>> START

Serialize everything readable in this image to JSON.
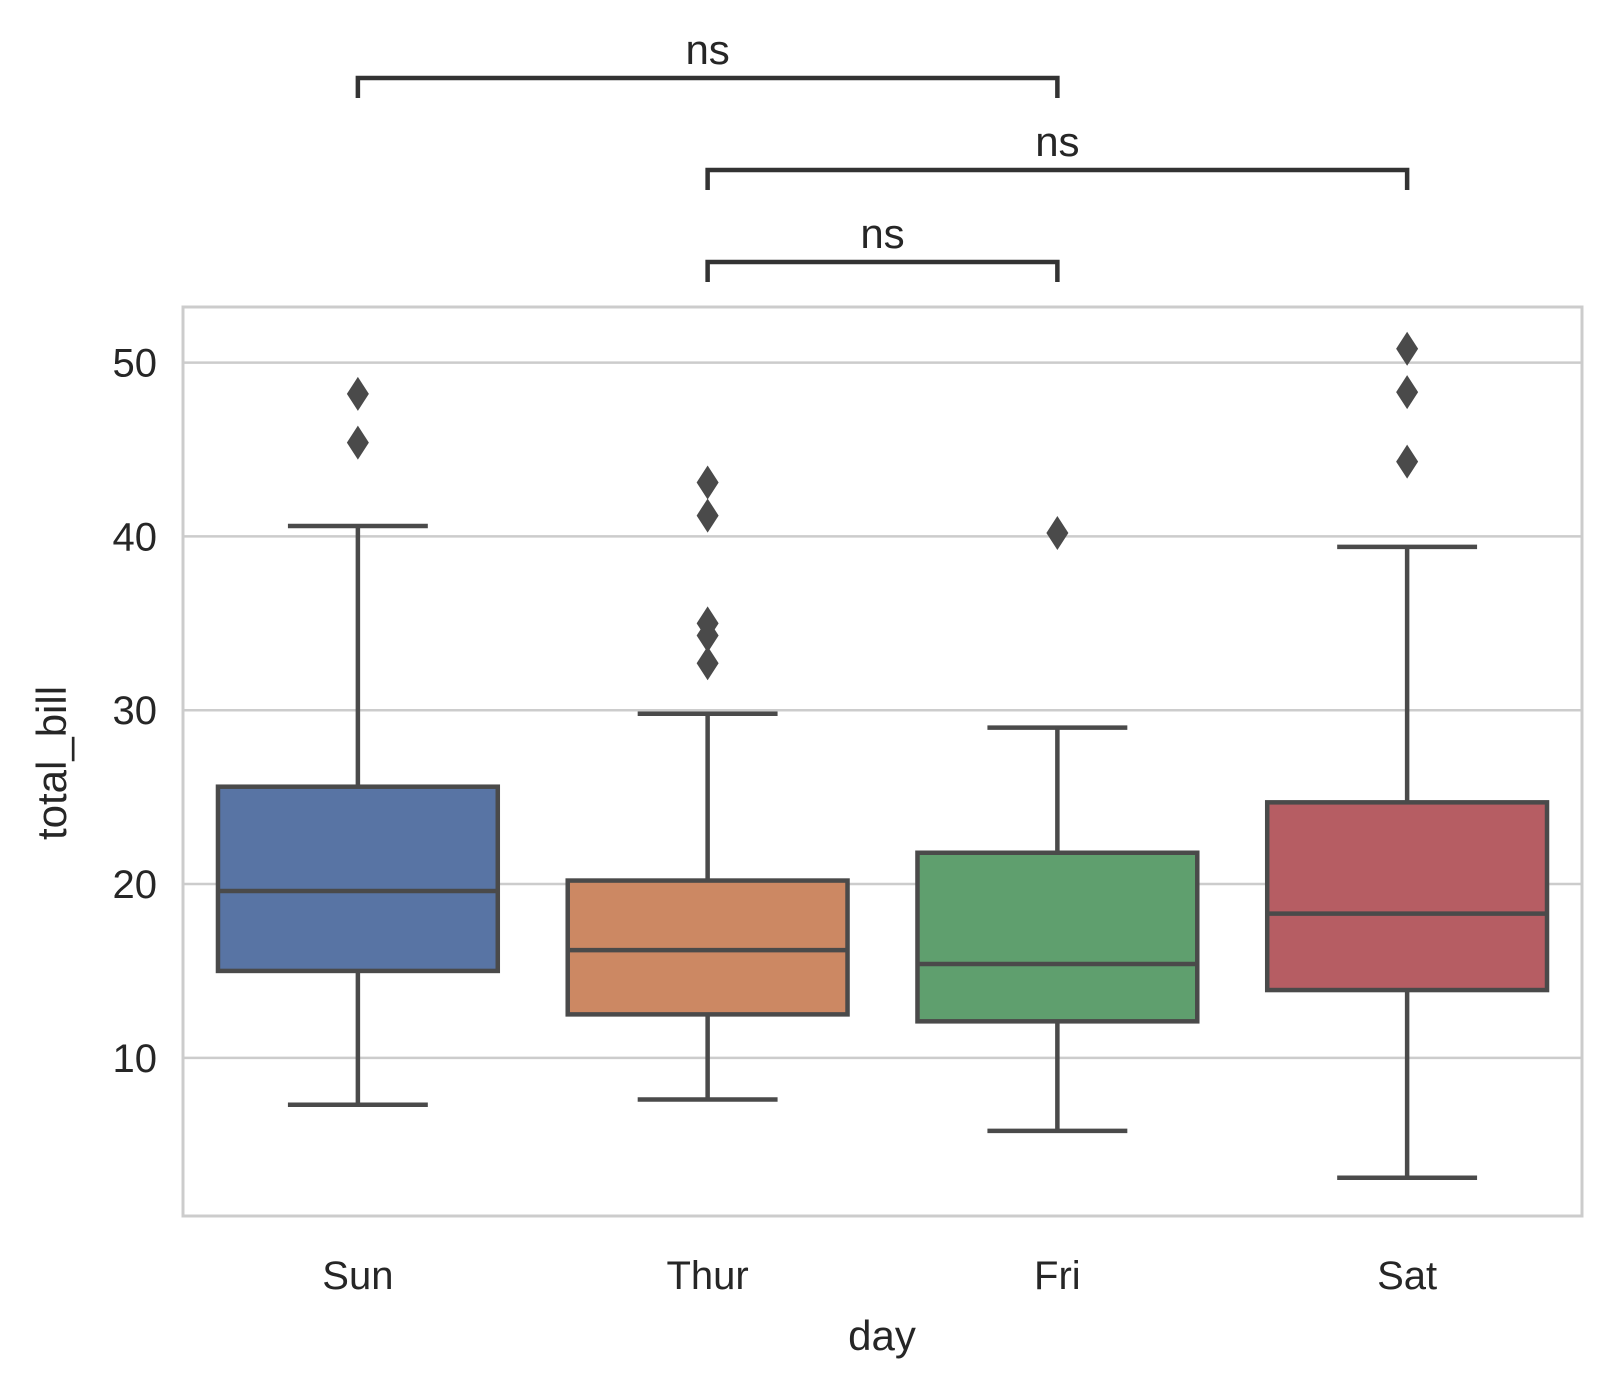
{
  "chart_data": {
    "type": "box",
    "xlabel": "day",
    "ylabel": "total_bill",
    "ylim": [
      0.9,
      53.2
    ],
    "yticks": [
      10,
      20,
      30,
      40,
      50
    ],
    "grid": "horizontal",
    "categories": [
      "Sun",
      "Thur",
      "Fri",
      "Sat"
    ],
    "boxes": [
      {
        "category": "Sun",
        "color": "#5874a4",
        "q1": 15.0,
        "median": 19.6,
        "q3": 25.6,
        "whisker_low": 7.3,
        "whisker_high": 40.6,
        "outliers": [
          45.4,
          48.2
        ]
      },
      {
        "category": "Thur",
        "color": "#cc8863",
        "q1": 12.5,
        "median": 16.2,
        "q3": 20.2,
        "whisker_low": 7.6,
        "whisker_high": 29.8,
        "outliers": [
          32.7,
          34.3,
          35.0,
          41.2,
          43.1
        ]
      },
      {
        "category": "Fri",
        "color": "#5f9f6e",
        "q1": 12.1,
        "median": 15.4,
        "q3": 21.8,
        "whisker_low": 5.8,
        "whisker_high": 29.0,
        "outliers": [
          40.2
        ]
      },
      {
        "category": "Sat",
        "color": "#b65d63",
        "q1": 13.9,
        "median": 18.3,
        "q3": 24.7,
        "whisker_low": 3.1,
        "whisker_high": 39.4,
        "outliers": [
          44.3,
          48.3,
          50.8
        ]
      }
    ],
    "annotations": [
      {
        "from": "Thur",
        "to": "Fri",
        "label": "ns",
        "level": 1
      },
      {
        "from": "Thur",
        "to": "Sat",
        "label": "ns",
        "level": 2
      },
      {
        "from": "Sun",
        "to": "Fri",
        "label": "ns",
        "level": 3
      }
    ],
    "style": {
      "edge_color": "#4a4a4a",
      "grid_color": "#cccccc",
      "frame_color": "#cccccc"
    }
  }
}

>> END

- [To be done] Reproduce the material above in full and without alteration, but skip all pictures.

- [Task result]
Serialize everything readable in this image to JSON.
{
  "chart_data": {
    "type": "box",
    "xlabel": "day",
    "ylabel": "total_bill",
    "ylim": [
      0.9,
      53.2
    ],
    "yticks": [
      10,
      20,
      30,
      40,
      50
    ],
    "grid": "horizontal",
    "categories": [
      "Sun",
      "Thur",
      "Fri",
      "Sat"
    ],
    "boxes": [
      {
        "category": "Sun",
        "color": "#5874a4",
        "q1": 15.0,
        "median": 19.6,
        "q3": 25.6,
        "whisker_low": 7.3,
        "whisker_high": 40.6,
        "outliers": [
          45.4,
          48.2
        ]
      },
      {
        "category": "Thur",
        "color": "#cc8863",
        "q1": 12.5,
        "median": 16.2,
        "q3": 20.2,
        "whisker_low": 7.6,
        "whisker_high": 29.8,
        "outliers": [
          32.7,
          34.3,
          35.0,
          41.2,
          43.1
        ]
      },
      {
        "category": "Fri",
        "color": "#5f9f6e",
        "q1": 12.1,
        "median": 15.4,
        "q3": 21.8,
        "whisker_low": 5.8,
        "whisker_high": 29.0,
        "outliers": [
          40.2
        ]
      },
      {
        "category": "Sat",
        "color": "#b65d63",
        "q1": 13.9,
        "median": 18.3,
        "q3": 24.7,
        "whisker_low": 3.1,
        "whisker_high": 39.4,
        "outliers": [
          44.3,
          48.3,
          50.8
        ]
      }
    ],
    "annotations": [
      {
        "from": "Thur",
        "to": "Fri",
        "label": "ns",
        "level": 1
      },
      {
        "from": "Thur",
        "to": "Sat",
        "label": "ns",
        "level": 2
      },
      {
        "from": "Sun",
        "to": "Fri",
        "label": "ns",
        "level": 3
      }
    ],
    "style": {
      "edge_color": "#4a4a4a",
      "grid_color": "#cccccc",
      "frame_color": "#cccccc"
    }
  }
}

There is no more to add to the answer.